## ERKLÄRTES ZIEL 1
Schreiben Sie aus dem Text über NFS den Abschnitt wortgetreu ab, der mit „Bei diesem UNIX-Netzwerkprotokoll“ beginnt und bis „System) bezeichnet wird.“ reicht.

## SEITENAUSZUG
• • •

Der Network File Service - abgekürzt NFS (früher: Network File System) - ist ein von Sun Microsystems entwickeltes Protokoll, das den Zugriff auf Dateien über ein Netzwerk ermöglicht. Dabei werden die Dateien nicht wie z.B. bei FTP übertragen, sondern die Benutzer können auf Dateien, die sich auf einem entfernten Rechner befinden, so zugreifen, als ob sie auf ihrer lokalen Festplatte abgespeichert wären.

Bei diesem UNIX-Netzwerkprotokoll handelt es sich um einen Internet-Standard (RFC 1094, RFC 1813), der auch als verteiltes Dateisystem (engl. Distributed File System) bezeichnet wird.

Die Entsprechung zu NFS heißt unter Windows- und OS/2-Umgebungen Server Message Block (SMB). Während sich bei SMB der Benutzer authentifiziert, authentifiziert NFS V3 den Client-Rechner, erst NFS V4 soll Benutzerauthentifikation erlauben. NFS-Dienste sind auch auf Microsoft-Windows-Servern verfügbar, wodurch UNIX-Workstations Zugang zu deren Dateien erhalten können, allerdings wird in gemischten Umgebungen meist SMB mit Samba auf Unixseite verwendet.

NFS arbeitet auf dem Netzwerk-Transportprotokoll TCP/IP. NFS ist ursprünglich ein zustandsloses UDP-Protokoll. Mittlerweile gibt es aber auch NFS über TCP. Derzeit wird NFS Version 4 entwickelt, welches schneller und nicht mehr zustandslos sein soll.

Design der frühen Versionen des Systems

Ein Programm greift auf das Dateisystem über Systemaufrufe zu. Unter UNIX sind die wichtigsten Systemaufrufe:

  • open,close - Öffnen und Schließen einer Datei
  • read, write - Lesen und Schreiben
  • create, unlink - Erzeugen und Löschen
  • mkdir, rmdir - Erzeugen und Löschen eines Verzeichnisses
  • readdir - Lesen von Verzeichniseinträgen

Ein Netzwerkdateisystem muss diese Aufrufe in Netzwerkpakete verpacken und an einen Server senden. Dieser antwortet dann mit der entsprechenden Information oder einem Fehler.

Die Entwickler von Sun Microsystems entschieden sich zunächst für ein Remote Procedure Call-Modell. Das XDR setzt die Parameter in ein maschinenunabhängiges Format um, die Zugriffe werden dann über RPC wie ein normaler Unterprogrammaufruf behandelt.

Die Systemaufrufe werden aber nicht direkt in RPC-Aufrufe umgesetzt, da dann eine über open geöffnete Datei auch auf dem Server geöffnet werden müsste. Bei vielen Clients wären die Server dann schnell überlastet, da die Maschinen Mitte der 1980er Jahre noch relativ wenig Speicher hatten. Die Aufgaben des Servers wurden daher so einfach wie möglich gehalten, der Server merkt sich keine Dateiinformationen zwischen zwei RPC-Aufrufen. Er ist also zustandslos.

• • •

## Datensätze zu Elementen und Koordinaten
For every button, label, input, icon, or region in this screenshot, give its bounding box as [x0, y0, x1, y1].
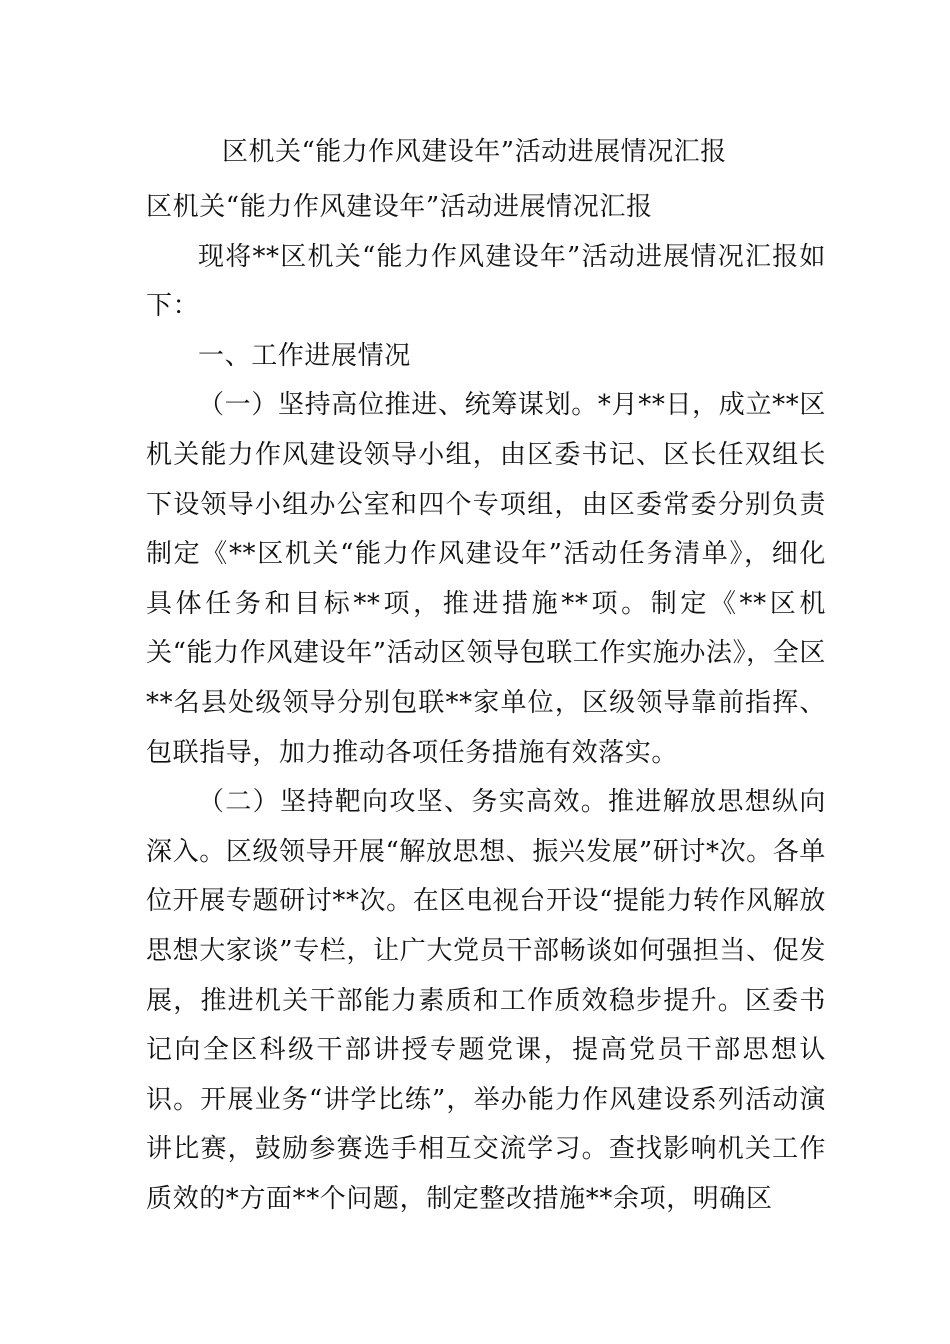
document-subtitle: 区机关“能力作风建设年”活动进展情况汇报	[146, 192, 653, 222]
intro-paragraph: 现将**区机关“能力作风建设年”活动进展情况汇报如下：	[146, 241, 826, 322]
body-paragraph-2: （二）坚持靶向攻坚、务实高效。推进解放思想纵向深入。区级领导开展“解放思想、振兴发展”研讨*次。各单位开展专题研讨**次。在区电视台开设“提能力转作风解放思想大家谈”专栏，让广大党员干部畅谈如何强担当、促发展，推进机关干部能力素质和工作质效稳步提升。区委书记向全区科级干部讲授专题党课，提高党员干部思想认识。开展业务“讲学比练”，举办能力作风建设系列活动演讲比赛，鼓励参赛选手相互交流学习。查找影响机关工作质效的*方面**个问题，制定整改措施**余项，明确区	[146, 787, 826, 1214]
document-body	[146, 183, 826, 1224]
document-title: 区机关“能力作风建设年”活动进展情况汇报	[222, 137, 727, 167]
body-paragraph-1: （一）坚持高位推进、统筹谋划。*月**日，成立**区机关能力作风建设领导小组，由区委书记、区长任双组长下设领导小组办公室和四个专项组，由区委常委分别负责制定《**区机关“能力作风建设年”活动任务清单》，细化具体任务和目标**项，推进措施**项。制定《**区机关“能力作风建设年”活动区领导包联工作实施办法》，全区**名县处级领导分别包联**家单位，区级领导靠前指挥、包联指导，加力推动各项任务措施有效落实。	[146, 390, 826, 768]
section-heading: 一、工作进展情况	[198, 340, 411, 371]
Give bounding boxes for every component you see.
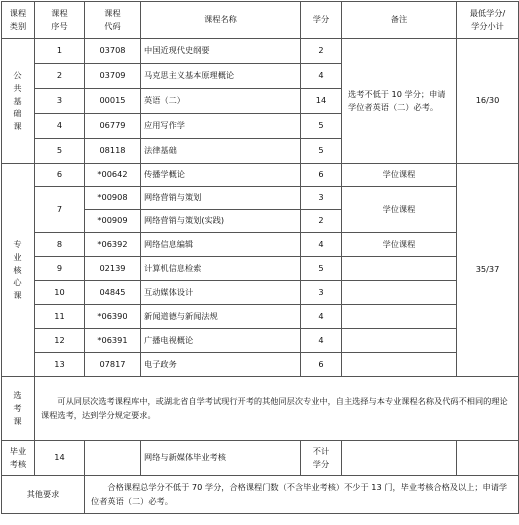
table-row [2, 305, 519, 329]
course-remark [342, 281, 457, 305]
course-seq: 7 [35, 187, 85, 233]
course-seq: 3 [35, 89, 85, 114]
course-credit: 5 [301, 139, 342, 164]
category-major: 专 业 核 心 课 [2, 164, 35, 377]
course-name: 传播学概论 [141, 164, 301, 187]
course-credit: 4 [301, 233, 342, 257]
category-elective: 选 考 课 [2, 377, 35, 441]
table-row [2, 187, 519, 210]
course-credit: 4 [301, 329, 342, 353]
table-row [2, 233, 519, 257]
course-code: 00015 [85, 89, 141, 114]
course-name: 网络信息编辑 [141, 233, 301, 257]
course-name: 应用写作学 [141, 114, 301, 139]
course-code: 03709 [85, 64, 141, 89]
table-row [2, 164, 519, 187]
course-seq: 10 [35, 281, 85, 305]
course-credit: 6 [301, 353, 342, 377]
course-credit: 4 [301, 305, 342, 329]
course-name: 网络营销与策划 [141, 187, 301, 210]
course-name: 广播电视概论 [141, 329, 301, 353]
course-remark [342, 441, 457, 476]
other-row [2, 476, 519, 514]
course-name: 互动媒体设计 [141, 281, 301, 305]
major-min-credit: 35/37 [457, 164, 519, 377]
course-remark [342, 305, 457, 329]
course-seq: 8 [35, 233, 85, 257]
course-remark: 学位课程 [342, 233, 457, 257]
category-graduation: 毕业 考核 [2, 441, 35, 476]
course-seq: 9 [35, 257, 85, 281]
course-name: 英语（二） [141, 89, 301, 114]
course-credit: 2 [301, 39, 342, 64]
header-min-credit: 最低学分/ 学分小计 [457, 2, 519, 39]
header-course-seq: 课程 序号 [35, 2, 85, 39]
course-code [85, 441, 141, 476]
course-seq: 13 [35, 353, 85, 377]
course-code: *06390 [85, 305, 141, 329]
course-seq: 1 [35, 39, 85, 64]
course-seq: 4 [35, 114, 85, 139]
course-credit: 不计 学分 [301, 441, 342, 476]
course-code: 02139 [85, 257, 141, 281]
course-code: *06391 [85, 329, 141, 353]
min-credit [457, 441, 519, 476]
course-name: 电子政务 [141, 353, 301, 377]
course-remark: 学位课程 [342, 187, 457, 233]
course-name: 马克思主义基本原理概论 [141, 64, 301, 89]
course-remark [342, 329, 457, 353]
course-credit: 2 [301, 210, 342, 233]
course-name: 新闻道德与新闻法规 [141, 305, 301, 329]
other-description: 合格课程总学分不低于 70 学分，合格课程门数（不含毕业考核）不少于 13 门，毕业考核合格及以上；申请学位者英语（二）必考。 [85, 476, 519, 514]
header-course-name: 课程名称 [141, 2, 301, 39]
header-course-type: 课程 类别 [2, 2, 35, 39]
course-name: 中国近现代史纲要 [141, 39, 301, 64]
course-remark [342, 257, 457, 281]
course-seq: 5 [35, 139, 85, 164]
header-course-code: 课程 代码 [85, 2, 141, 39]
course-seq: 6 [35, 164, 85, 187]
course-credit: 3 [301, 187, 342, 210]
course-remark: 学位课程 [342, 164, 457, 187]
course-code: *00642 [85, 164, 141, 187]
elective-row [2, 377, 519, 441]
course-code: 06779 [85, 114, 141, 139]
course-name: 网络营销与策划(实践) [141, 210, 301, 233]
header-row [2, 2, 519, 39]
table-row [2, 257, 519, 281]
category-public: 公 共 基 础 课 [2, 39, 35, 164]
course-name: 网络与新媒体毕业考核 [141, 441, 301, 476]
course-code: 07817 [85, 353, 141, 377]
course-code: *00908 [85, 187, 141, 210]
course-code: *00909 [85, 210, 141, 233]
elective-description: 可从同层次选考课程库中，或湖北省自学考试现行开考的其他同层次专业中，自主选择与本专业课程名称及代码不相同的理论课程选考，达到学分规定要求。 [35, 377, 519, 441]
table-row [2, 329, 519, 353]
course-seq: 12 [35, 329, 85, 353]
table-row [2, 353, 519, 377]
table-row [2, 281, 519, 305]
course-credit: 4 [301, 64, 342, 89]
course-seq: 14 [35, 441, 85, 476]
course-credit: 5 [301, 257, 342, 281]
course-seq: 11 [35, 305, 85, 329]
course-code: 08118 [85, 139, 141, 164]
graduation-row [2, 441, 519, 476]
public-min-credit: 16/30 [457, 39, 519, 164]
public-remark: 选考不低于 10 学分；申请学位者英语（二）必考。 [342, 39, 457, 164]
course-seq: 2 [35, 64, 85, 89]
header-credit: 学分 [301, 2, 342, 39]
curriculum-table [1, 1, 519, 514]
course-code: 04845 [85, 281, 141, 305]
course-credit: 14 [301, 89, 342, 114]
course-name: 法律基础 [141, 139, 301, 164]
course-code: *06392 [85, 233, 141, 257]
table-row [2, 39, 519, 64]
course-credit: 3 [301, 281, 342, 305]
header-remark: 备注 [342, 2, 457, 39]
course-credit: 5 [301, 114, 342, 139]
course-code: 03708 [85, 39, 141, 64]
course-name: 计算机信息检索 [141, 257, 301, 281]
course-credit: 6 [301, 164, 342, 187]
course-remark [342, 353, 457, 377]
category-other: 其他要求 [2, 476, 85, 514]
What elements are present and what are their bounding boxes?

• • •

## ERKLÄRTES ZIEL 2
Tauschen Sie in den Datensätzen, beginnend mit der Zeile mit „192, 653, 222]“ und weiter bis zur Zeile mit „183, 826, 1224]“, „区机关“ gegen „市机关“ aus. Geben Sie nur diese Zeilen wieder und lassen Sie alles Übrige unverändert.

## ENDGÜLTIGE ANTWORT 1
Bei diesem UNIX-Netzwerkprotokoll handelt es sich um einen Internet-Standard (RFC 1094, RFC 1813), der auch als verteiltes Dateisystem (engl. Distributed File System) bezeichnet wird.

## ENDGÜLTIGE ANTWORT 2
document-subtitle: 市机关“能力作风建设年”活动进展情况汇报	[146, 192, 653, 222]
intro-paragraph: 现将**市机关“能力作风建设年”活动进展情况汇报如下：	[146, 241, 826, 322]
body-paragraph-2: （二）坚持靶向攻坚、务实高效。推进解放思想纵向深入。区级领导开展“解放思想、振兴发展”研讨*次。各单位开展专题研讨**次。在区电视台开设“提能力转作风解放思想大家谈”专栏，让广大党员干部畅谈如何强担当、促发展，推进机关干部能力素质和工作质效稳步提升。区委书记向全区科级干部讲授专题党课，提高党员干部思想认识。开展业务“讲学比练”，举办能力作风建设系列活动演讲比赛，鼓励参赛选手相互交流学习。查找影响机关工作质效的*方面**个问题，制定整改措施**余项，明确区	[146, 787, 826, 1214]
document-body	[146, 183, 826, 1224]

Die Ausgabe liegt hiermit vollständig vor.